--- Start ---

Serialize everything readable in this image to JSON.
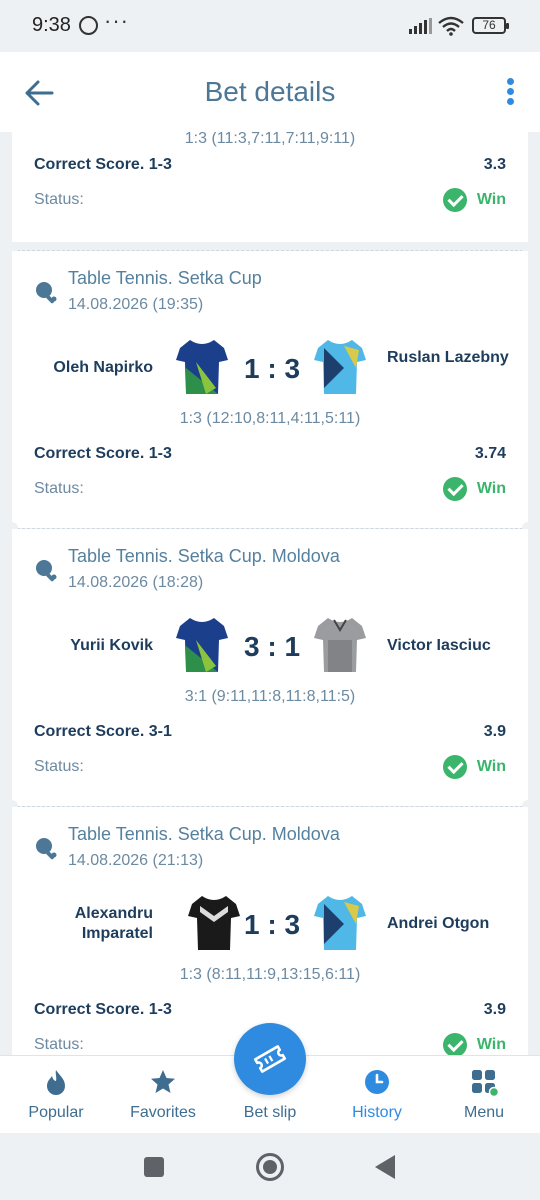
{
  "status_bar": {
    "time": "9:38",
    "more": "···",
    "battery": "76"
  },
  "header": {
    "title": "Bet details"
  },
  "partial_bet": {
    "sets": "1:3 (11:3,7:11,7:11,9:11)",
    "market": "Correct Score. 1-3",
    "odds": "3.3",
    "status_label": "Status:",
    "status_value": "Win"
  },
  "bets": [
    {
      "tournament": "Table Tennis. Setka Cup",
      "date": "14.08.2026 (19:35)",
      "team1": "Oleh Napirko",
      "team2": "Ruslan Lazebny",
      "score": "1 : 3",
      "sets": "1:3 (12:10,8:11,4:11,5:11)",
      "market": "Correct Score. 1-3",
      "odds": "3.74",
      "status_label": "Status:",
      "status_value": "Win"
    },
    {
      "tournament": "Table Tennis. Setka Cup. Moldova",
      "date": "14.08.2026 (18:28)",
      "team1": "Yurii Kovik",
      "team2": "Victor Iasciuc",
      "score": "3 : 1",
      "sets": "3:1 (9:11,11:8,11:8,11:5)",
      "market": "Correct Score. 3-1",
      "odds": "3.9",
      "status_label": "Status:",
      "status_value": "Win"
    },
    {
      "tournament": "Table Tennis. Setka Cup. Moldova",
      "date": "14.08.2026 (21:13)",
      "team1": "Alexandru Imparatel",
      "team2": "Andrei Otgon",
      "score": "1 : 3",
      "sets": "1:3 (8:11,11:9,13:15,6:11)",
      "market": "Correct Score. 1-3",
      "odds": "3.9",
      "status_label": "Status:",
      "status_value": "Win"
    }
  ],
  "nav": {
    "popular": "Popular",
    "favorites": "Favorites",
    "betslip": "Bet slip",
    "history": "History",
    "menu": "Menu"
  },
  "colors": {
    "accent": "#2f8be0",
    "win": "#3bb56b",
    "title": "#4d7796",
    "dark_text": "#1e3d5c"
  }
}
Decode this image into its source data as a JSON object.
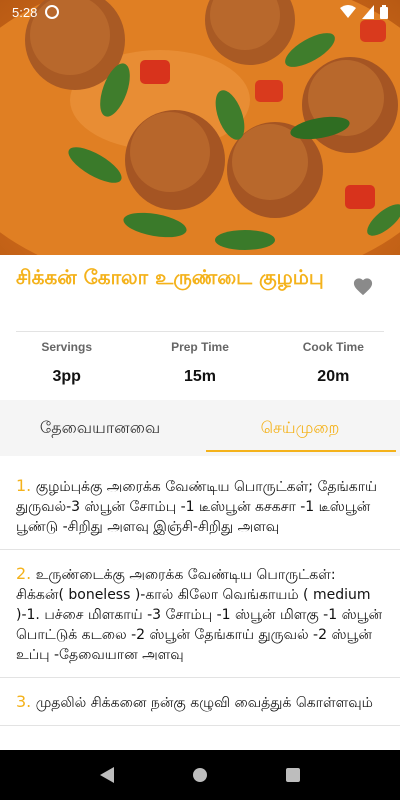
{
  "status": {
    "time": "5:28"
  },
  "recipe": {
    "title": "சிக்கன் கோலா உருண்டை குழம்பு",
    "stats": [
      {
        "label": "Servings",
        "value": "3pp"
      },
      {
        "label": "Prep Time",
        "value": "15m"
      },
      {
        "label": "Cook Time",
        "value": "20m"
      }
    ]
  },
  "tabs": [
    {
      "label": "தேவையானவை",
      "active": false
    },
    {
      "label": "செய்முறை",
      "active": true
    }
  ],
  "steps": [
    {
      "num": "1.",
      "text": "குழம்புக்கு அரைக்க வேண்டிய பொருட்கள்; தேங்காய் துருவல்-3 ஸ்பூன் சோம்பு -1 டீஸ்பூன் கசகசா -1 டீஸ்பூன் பூண்டு -சிறிது அளவு இஞ்சி-சிறிது அளவு"
    },
    {
      "num": "2.",
      "text": "உருண்டைக்கு அரைக்க வேண்டிய பொருட்கள்: சிக்கன்( boneless )-கால் கிலோ வெங்காயம் ( medium )-1. பச்சை மிளகாய் -3 சோம்பு -1 ஸ்பூன் மிளகு -1 ஸ்பூன் பொட்டுக் கடலை -2 ஸ்பூன் தேங்காய் துருவல் -2 ஸ்பூன் உப்பு -தேவையான அளவு"
    },
    {
      "num": "3.",
      "text": "முதலில் சிக்கனை நன்கு கழுவி வைத்துக் கொள்ளவும்"
    }
  ],
  "icons": {
    "favorite": "heart-icon",
    "back": "back-icon",
    "home": "home-icon",
    "recent": "recent-apps-icon"
  },
  "colors": {
    "accent": "#f4b21b",
    "favorite": "#8a8a8a"
  }
}
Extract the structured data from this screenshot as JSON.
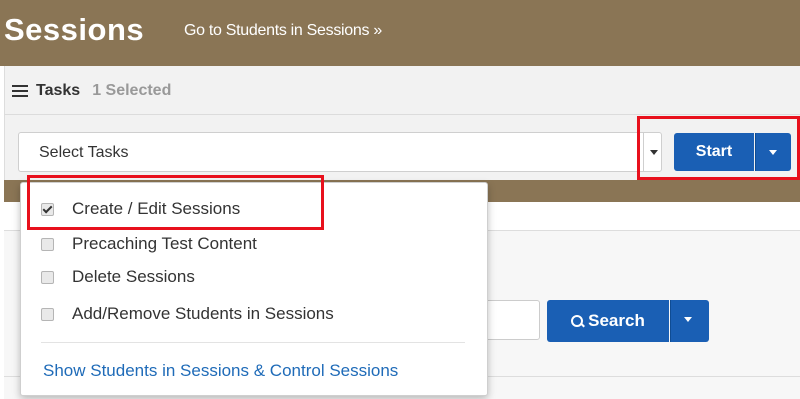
{
  "header": {
    "title": "Sessions",
    "goto_link": "Go to Students in Sessions »"
  },
  "tasks": {
    "label": "Tasks",
    "selected_count": "1 Selected",
    "select_value": "Select Tasks",
    "start_label": "Start"
  },
  "menu": {
    "items": [
      {
        "label": "Create / Edit Sessions",
        "checked": true
      },
      {
        "label": "Precaching Test Content",
        "checked": false
      },
      {
        "label": "Delete Sessions",
        "checked": false
      },
      {
        "label": "Add/Remove Students in Sessions",
        "checked": false
      }
    ],
    "link": "Show Students in Sessions & Control Sessions"
  },
  "search": {
    "label": "Search",
    "value": ""
  },
  "colors": {
    "header_bg": "#8a7555",
    "primary_button": "#1a5fb4",
    "highlight_box": "#e8101c",
    "link": "#1f6bb8"
  },
  "icons": {
    "tasks": "list-icon",
    "search": "magnifier-icon",
    "dropdown": "caret-down-icon",
    "check": "checkbox-icon"
  }
}
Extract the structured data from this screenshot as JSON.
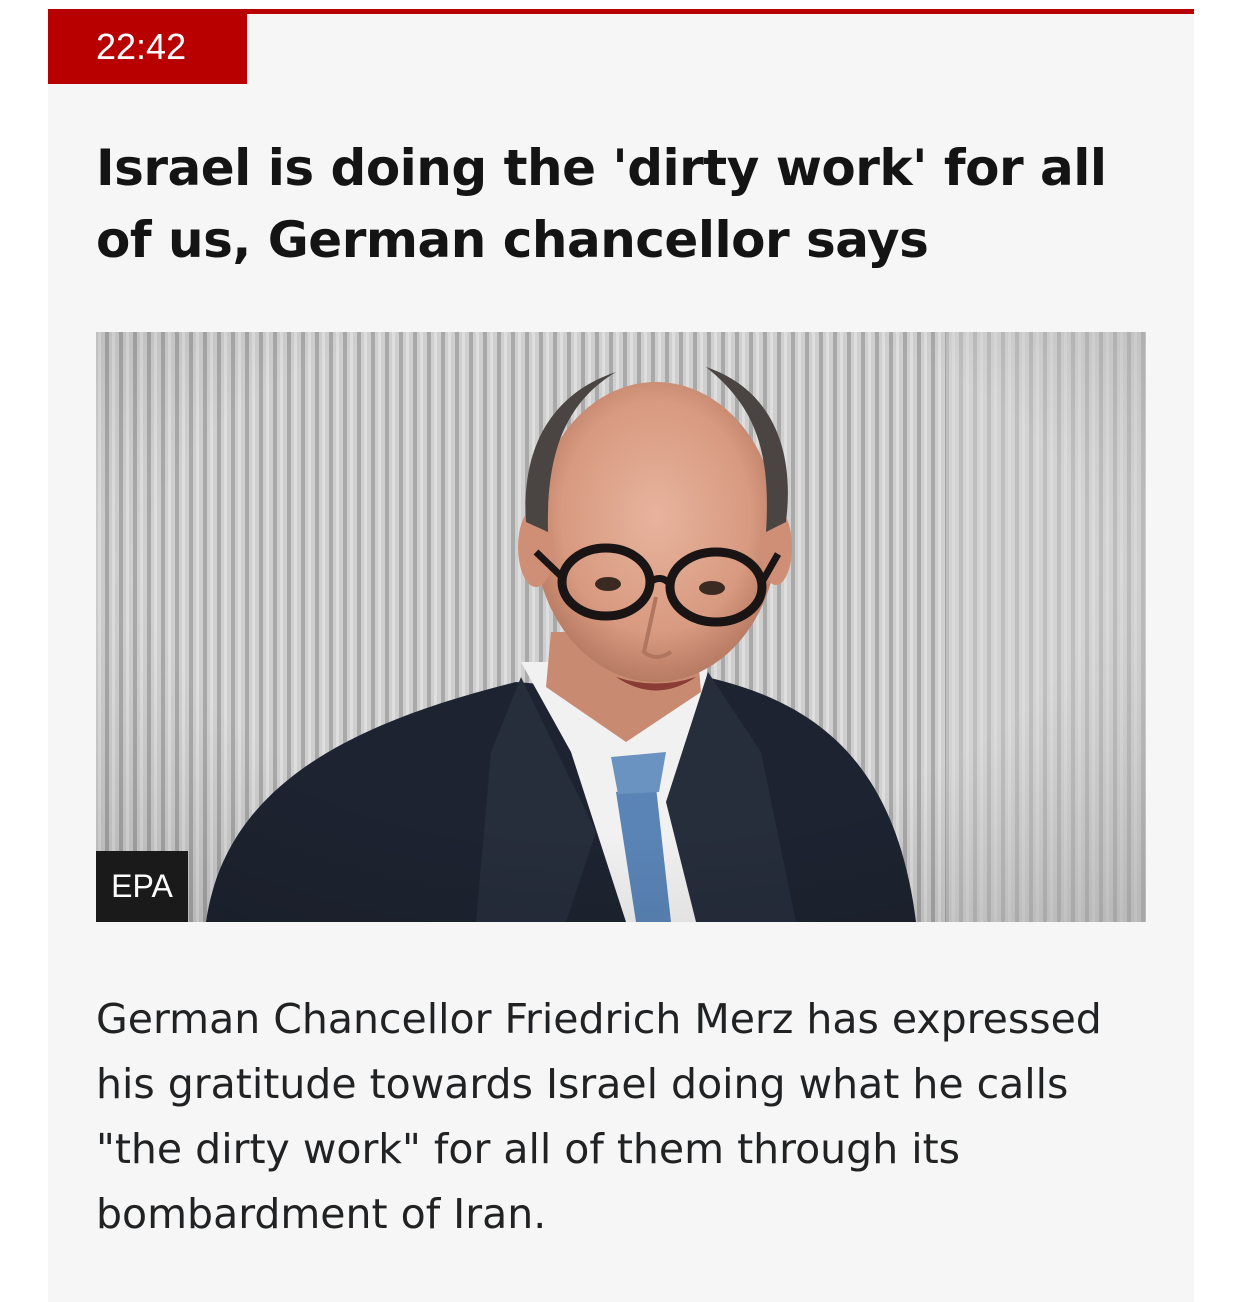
{
  "post": {
    "time": "22:42",
    "headline": "Israel is doing the 'dirty work' for all of us, German chancellor says",
    "image_credit": "EPA",
    "summary": "German Chancellor Friedrich Merz has expressed his gratitude towards Israel doing what he calls \"the dirty work\" for all of them through its bombardment of Iran."
  },
  "colors": {
    "accent": "#b80000",
    "card_background": "#f6f6f6",
    "text": "#141414"
  }
}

--- End ---

▶ _BRIEF_: All of the data above should be quoted exactly, except for the pictures.

▶ _THE RESULT_:
Serialize everything readable in this image to JSON.
{
  "status_bar": {
    "time": "9:38",
    "more": "···",
    "battery": "76"
  },
  "header": {
    "title": "Bet details"
  },
  "partial_bet": {
    "sets": "1:3 (11:3,7:11,7:11,9:11)",
    "market": "Correct Score. 1-3",
    "odds": "3.3",
    "status_label": "Status:",
    "status_value": "Win"
  },
  "bets": [
    {
      "tournament": "Table Tennis. Setka Cup",
      "date": "14.08.2026 (19:35)",
      "team1": "Oleh Napirko",
      "team2": "Ruslan Lazebny",
      "score": "1 : 3",
      "sets": "1:3 (12:10,8:11,4:11,5:11)",
      "market": "Correct Score. 1-3",
      "odds": "3.74",
      "status_label": "Status:",
      "status_value": "Win"
    },
    {
      "tournament": "Table Tennis. Setka Cup. Moldova",
      "date": "14.08.2026 (18:28)",
      "team1": "Yurii Kovik",
      "team2": "Victor Iasciuc",
      "score": "3 : 1",
      "sets": "3:1 (9:11,11:8,11:8,11:5)",
      "market": "Correct Score. 3-1",
      "odds": "3.9",
      "status_label": "Status:",
      "status_value": "Win"
    },
    {
      "tournament": "Table Tennis. Setka Cup. Moldova",
      "date": "14.08.2026 (21:13)",
      "team1": "Alexandru Imparatel",
      "team2": "Andrei Otgon",
      "score": "1 : 3",
      "sets": "1:3 (8:11,11:9,13:15,6:11)",
      "market": "Correct Score. 1-3",
      "odds": "3.9",
      "status_label": "Status:",
      "status_value": "Win"
    }
  ],
  "nav": {
    "popular": "Popular",
    "favorites": "Favorites",
    "betslip": "Bet slip",
    "history": "History",
    "menu": "Menu"
  },
  "colors": {
    "accent": "#2f8be0",
    "win": "#3bb56b",
    "title": "#4d7796",
    "dark_text": "#1e3d5c"
  }
}
Decode this image into its source data as a JSON object.
{
  "status": {
    "time": "5:28"
  },
  "recipe": {
    "title": "சிக்கன் கோலா உருண்டை குழம்பு",
    "stats": [
      {
        "label": "Servings",
        "value": "3pp"
      },
      {
        "label": "Prep Time",
        "value": "15m"
      },
      {
        "label": "Cook Time",
        "value": "20m"
      }
    ]
  },
  "tabs": [
    {
      "label": "தேவையானவை",
      "active": false
    },
    {
      "label": "செய்முறை",
      "active": true
    }
  ],
  "steps": [
    {
      "num": "1.",
      "text": "குழம்புக்கு அரைக்க வேண்டிய பொருட்கள்; தேங்காய் துருவல்-3 ஸ்பூன் சோம்பு -1 டீஸ்பூன் கசகசா -1 டீஸ்பூன் பூண்டு -சிறிது அளவு இஞ்சி-சிறிது அளவு"
    },
    {
      "num": "2.",
      "text": "உருண்டைக்கு அரைக்க வேண்டிய பொருட்கள்: சிக்கன்( boneless )-கால் கிலோ வெங்காயம் ( medium )-1. பச்சை மிளகாய் -3 சோம்பு -1 ஸ்பூன் மிளகு -1 ஸ்பூன் பொட்டுக் கடலை -2 ஸ்பூன் தேங்காய் துருவல் -2 ஸ்பூன் உப்பு -தேவையான அளவு"
    },
    {
      "num": "3.",
      "text": "முதலில் சிக்கனை நன்கு கழுவி வைத்துக் கொள்ளவும்"
    }
  ],
  "icons": {
    "favorite": "heart-icon",
    "back": "back-icon",
    "home": "home-icon",
    "recent": "recent-apps-icon"
  },
  "colors": {
    "accent": "#f4b21b",
    "favorite": "#8a8a8a"
  }
}
Extract the structured data from this screenshot as JSON.
{
  "header": {
    "title": "Sessions",
    "goto_link": "Go to Students in Sessions »"
  },
  "tasks": {
    "label": "Tasks",
    "selected_count": "1 Selected",
    "select_value": "Select Tasks",
    "start_label": "Start"
  },
  "menu": {
    "items": [
      {
        "label": "Create / Edit Sessions",
        "checked": true
      },
      {
        "label": "Precaching Test Content",
        "checked": false
      },
      {
        "label": "Delete Sessions",
        "checked": false
      },
      {
        "label": "Add/Remove Students in Sessions",
        "checked": false
      }
    ],
    "link": "Show Students in Sessions & Control Sessions"
  },
  "search": {
    "label": "Search",
    "value": ""
  },
  "colors": {
    "header_bg": "#8a7555",
    "primary_button": "#1a5fb4",
    "highlight_box": "#e8101c",
    "link": "#1f6bb8"
  },
  "icons": {
    "tasks": "list-icon",
    "search": "magnifier-icon",
    "dropdown": "caret-down-icon",
    "check": "checkbox-icon"
  }
}
Extract the structured data from this screenshot as JSON.
{
  "post": {
    "time": "22:42",
    "headline": "Israel is doing the 'dirty work' for all of us, German chancellor says",
    "image_credit": "EPA",
    "summary": "German Chancellor Friedrich Merz has expressed his gratitude towards Israel doing what he calls \"the dirty work\" for all of them through its bombardment of Iran."
  },
  "colors": {
    "accent": "#b80000",
    "card_background": "#f6f6f6",
    "text": "#141414"
  }
}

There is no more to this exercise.